WORK REQUIRED:
Below are entries. Pull out all lines containing "ylabel".

INPUT FOR THIS TASK:
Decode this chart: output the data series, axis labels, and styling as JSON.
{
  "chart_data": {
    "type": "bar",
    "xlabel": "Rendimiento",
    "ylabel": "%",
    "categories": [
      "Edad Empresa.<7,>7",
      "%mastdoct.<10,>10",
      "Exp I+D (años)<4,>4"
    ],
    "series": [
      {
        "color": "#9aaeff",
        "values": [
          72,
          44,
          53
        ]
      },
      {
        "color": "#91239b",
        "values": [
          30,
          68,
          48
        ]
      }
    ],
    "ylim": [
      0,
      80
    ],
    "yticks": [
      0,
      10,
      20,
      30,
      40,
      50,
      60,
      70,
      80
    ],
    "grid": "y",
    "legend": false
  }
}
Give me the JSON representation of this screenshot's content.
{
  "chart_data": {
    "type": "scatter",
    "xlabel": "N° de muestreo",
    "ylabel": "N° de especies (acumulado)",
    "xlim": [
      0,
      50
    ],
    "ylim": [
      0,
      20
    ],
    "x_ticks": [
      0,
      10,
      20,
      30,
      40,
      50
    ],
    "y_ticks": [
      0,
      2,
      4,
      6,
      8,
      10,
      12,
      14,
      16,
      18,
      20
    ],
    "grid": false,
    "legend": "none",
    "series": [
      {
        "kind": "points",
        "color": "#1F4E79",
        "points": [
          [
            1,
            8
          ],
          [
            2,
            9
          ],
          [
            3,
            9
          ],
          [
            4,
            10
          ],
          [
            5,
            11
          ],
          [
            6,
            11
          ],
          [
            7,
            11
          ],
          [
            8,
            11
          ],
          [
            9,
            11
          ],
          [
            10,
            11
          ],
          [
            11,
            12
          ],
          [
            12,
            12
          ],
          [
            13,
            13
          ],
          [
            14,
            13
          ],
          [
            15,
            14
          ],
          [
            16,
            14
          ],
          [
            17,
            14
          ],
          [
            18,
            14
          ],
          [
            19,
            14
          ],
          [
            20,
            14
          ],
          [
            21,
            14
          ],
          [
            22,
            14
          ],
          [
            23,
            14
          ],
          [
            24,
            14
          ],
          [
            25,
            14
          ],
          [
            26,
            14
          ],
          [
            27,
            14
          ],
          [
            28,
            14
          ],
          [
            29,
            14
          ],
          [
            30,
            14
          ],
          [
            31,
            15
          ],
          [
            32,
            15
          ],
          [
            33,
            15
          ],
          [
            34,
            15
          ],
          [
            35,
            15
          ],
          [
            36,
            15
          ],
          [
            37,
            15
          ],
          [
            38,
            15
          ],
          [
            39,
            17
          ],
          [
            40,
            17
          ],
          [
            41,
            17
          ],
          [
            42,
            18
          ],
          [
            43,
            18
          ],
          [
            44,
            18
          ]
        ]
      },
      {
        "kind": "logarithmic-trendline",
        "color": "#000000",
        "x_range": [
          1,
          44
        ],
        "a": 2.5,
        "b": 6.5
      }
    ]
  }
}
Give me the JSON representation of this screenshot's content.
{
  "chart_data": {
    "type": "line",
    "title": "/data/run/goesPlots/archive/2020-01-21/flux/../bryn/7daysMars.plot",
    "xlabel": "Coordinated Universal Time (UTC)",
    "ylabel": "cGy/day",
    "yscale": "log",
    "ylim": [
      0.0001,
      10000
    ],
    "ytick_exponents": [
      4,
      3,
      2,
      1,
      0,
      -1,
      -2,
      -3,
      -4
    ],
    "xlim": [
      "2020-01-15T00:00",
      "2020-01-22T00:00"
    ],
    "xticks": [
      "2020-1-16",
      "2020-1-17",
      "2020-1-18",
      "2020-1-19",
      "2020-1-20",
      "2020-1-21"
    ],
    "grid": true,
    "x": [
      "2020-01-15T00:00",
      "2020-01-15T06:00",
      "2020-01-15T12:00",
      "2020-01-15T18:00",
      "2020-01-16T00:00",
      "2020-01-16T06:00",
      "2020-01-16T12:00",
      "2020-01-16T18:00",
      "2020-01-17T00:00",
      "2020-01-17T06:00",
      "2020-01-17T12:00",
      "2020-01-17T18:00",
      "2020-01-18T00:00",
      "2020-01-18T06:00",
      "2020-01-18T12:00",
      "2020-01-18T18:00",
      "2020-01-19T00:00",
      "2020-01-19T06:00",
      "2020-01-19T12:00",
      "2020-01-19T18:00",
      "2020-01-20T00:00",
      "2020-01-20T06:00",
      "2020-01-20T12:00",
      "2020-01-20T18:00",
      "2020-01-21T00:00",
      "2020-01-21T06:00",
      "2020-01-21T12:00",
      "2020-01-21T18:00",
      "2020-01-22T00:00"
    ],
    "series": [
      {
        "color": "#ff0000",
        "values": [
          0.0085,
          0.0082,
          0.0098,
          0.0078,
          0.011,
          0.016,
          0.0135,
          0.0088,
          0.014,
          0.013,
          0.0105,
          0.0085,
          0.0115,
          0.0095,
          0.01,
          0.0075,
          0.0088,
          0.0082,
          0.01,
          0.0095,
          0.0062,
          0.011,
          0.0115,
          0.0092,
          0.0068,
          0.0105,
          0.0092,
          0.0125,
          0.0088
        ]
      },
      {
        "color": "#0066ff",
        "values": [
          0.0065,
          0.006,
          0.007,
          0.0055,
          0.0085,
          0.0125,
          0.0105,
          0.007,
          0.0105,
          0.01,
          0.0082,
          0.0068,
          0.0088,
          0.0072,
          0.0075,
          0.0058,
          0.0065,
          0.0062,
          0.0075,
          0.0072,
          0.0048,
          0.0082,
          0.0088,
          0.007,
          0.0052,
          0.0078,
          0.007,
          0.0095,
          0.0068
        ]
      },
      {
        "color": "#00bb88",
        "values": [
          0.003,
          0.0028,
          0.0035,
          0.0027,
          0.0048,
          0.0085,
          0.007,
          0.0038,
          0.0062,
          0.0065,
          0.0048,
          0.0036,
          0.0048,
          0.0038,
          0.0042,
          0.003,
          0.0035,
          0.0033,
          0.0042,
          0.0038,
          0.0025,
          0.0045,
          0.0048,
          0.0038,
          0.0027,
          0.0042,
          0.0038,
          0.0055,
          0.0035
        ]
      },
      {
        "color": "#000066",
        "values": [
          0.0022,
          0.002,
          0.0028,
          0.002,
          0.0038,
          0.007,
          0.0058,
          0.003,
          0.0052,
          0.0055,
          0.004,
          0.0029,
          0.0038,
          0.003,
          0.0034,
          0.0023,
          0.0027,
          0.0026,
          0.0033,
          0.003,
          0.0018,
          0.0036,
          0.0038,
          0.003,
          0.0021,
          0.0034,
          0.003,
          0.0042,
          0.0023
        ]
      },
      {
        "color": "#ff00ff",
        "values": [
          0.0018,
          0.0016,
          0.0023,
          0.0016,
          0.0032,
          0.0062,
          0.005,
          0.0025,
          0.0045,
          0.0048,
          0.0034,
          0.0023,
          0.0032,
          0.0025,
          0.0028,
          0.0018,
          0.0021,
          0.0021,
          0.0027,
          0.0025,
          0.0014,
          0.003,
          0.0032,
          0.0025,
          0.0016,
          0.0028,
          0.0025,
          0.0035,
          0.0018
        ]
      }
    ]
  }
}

OUTPUT:
    "ylabel": "%",
    "ylabel": "N° de especies (acumulado)",
    "ylabel": "cGy/day",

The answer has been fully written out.